What this task involves
From the article on Indian rivers below, return the passage word for word, starting at "That The Indian" and stopping after "and associated problems.".

Selection

════════════════════

All about rivers - living and dying!

Author Abhilash Khandekar Last Updated: Friday, 3 November 2017 (18:55 IST)
Growing up and studying in schools subjects like civics, geography and history, we got to know that most civilisations came up around great rivers across the world. Cities and towns always had lovely relationships with rivers which are often called the lifelines of citizens and rural folk alike. A lot of literature is available in various languages underlining the importance of rivers over the centuries. 
Today the same 'lifelines' are begging for their own lives. It's quite a bizarre situation. Yes, rivers are dying and expect those who are dependent on them -- we the human beings living in cities,  to save them. Are we doing our duty ? 
At a time when one of the biggest public supported campaigns for saving Indian rivers had been kicked off in India by a non-environmentalist (a modern yogi and a mystic) Sadhguru, I was drawn to reading this wonderfully edited book on Indian rivers. Honestly, I had not read such an explanatory book dealing with different aspects of Indian rivers before this. 
There have been sundry accounts of rivers or some expensive coffee table books on one particular river like Ganga or Godavari but dealing with more than 20-25 major rivers across India in one scientifically written book is perhaps a first attempt. A range of real river experts and field workers have contributed to this volume which makes is very authentic and a scientific book! 
There are number of issues being faced by river systems in India which have been technically explained in it, adding to the immense value of the book.
What is unique about this book is the set of well researched articles written by people ranging from forest officers to IIT graduates and NGO heads to qualified hydrologists who have been studying river's life and it's science for decades.
Book's eminent editor Ramaswamy Iyer (he passed away last year) was secretary of the Water Resources Ministry in Government of India and as such a river veteran who also had authored India's first Water Policy in 1987. That the policy is hardly being used as a guiding tool to address water issues is a different issue altogether and needs a separate article.
That The Indian rivers are facing extinction is a fact we can't turn our eyes from. A systematic killing of the rivers has been going on for over decades and its worst impact is being seen now when river after river is giving way to sprawling cities and dams. Soon, I seriously apprehend, the relationship between a 'river' and its water would be part of a fable. 
Such is the hopeless situation. Yamuna is the case in point so also the disappeared Saraswati river that a generation before us also had not perhaps seen. Like Saraswati, many other small rivers are running dry or have just disappeared, thanks to the incessant increase in population and associated problems.

════════════════════

Information supplied
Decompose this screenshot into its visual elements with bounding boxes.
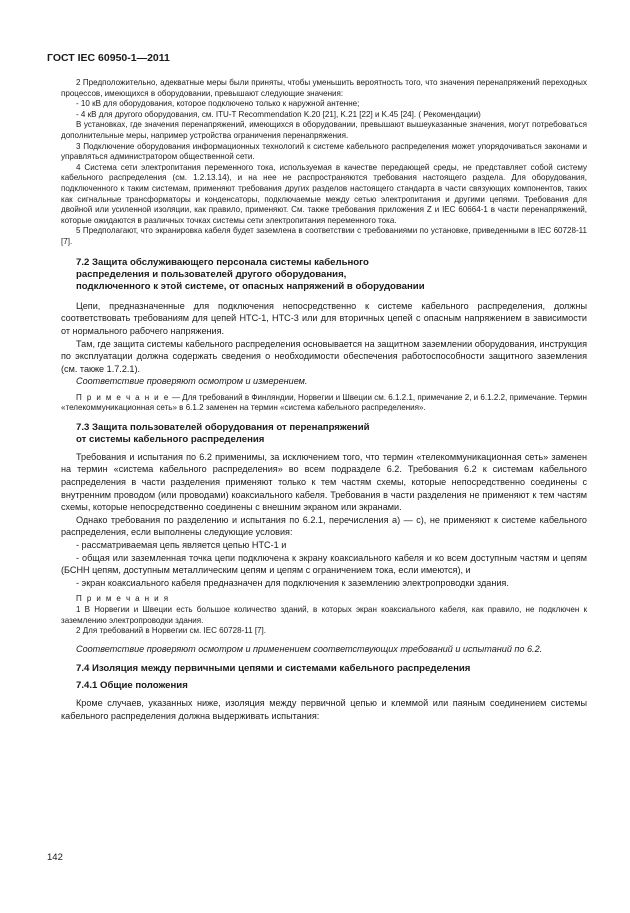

════════════════════

Full solution
That The Indian rivers are facing extinction is a fact we can't turn our eyes from. A systematic killing of the rivers has been going on for over decades and its worst impact is being seen now when river after river is giving way to sprawling cities and dams. Soon, I seriously apprehend, the relationship between a 'river' and its water would be part of a fable. 
Such is the hopeless situation. Yamuna is the case in point so also the disappeared Saraswati river that a generation before us also had not perhaps seen. Like Saraswati, many other small rivers are running dry or have just disappeared, thanks to the incessant increase in population and associated problems.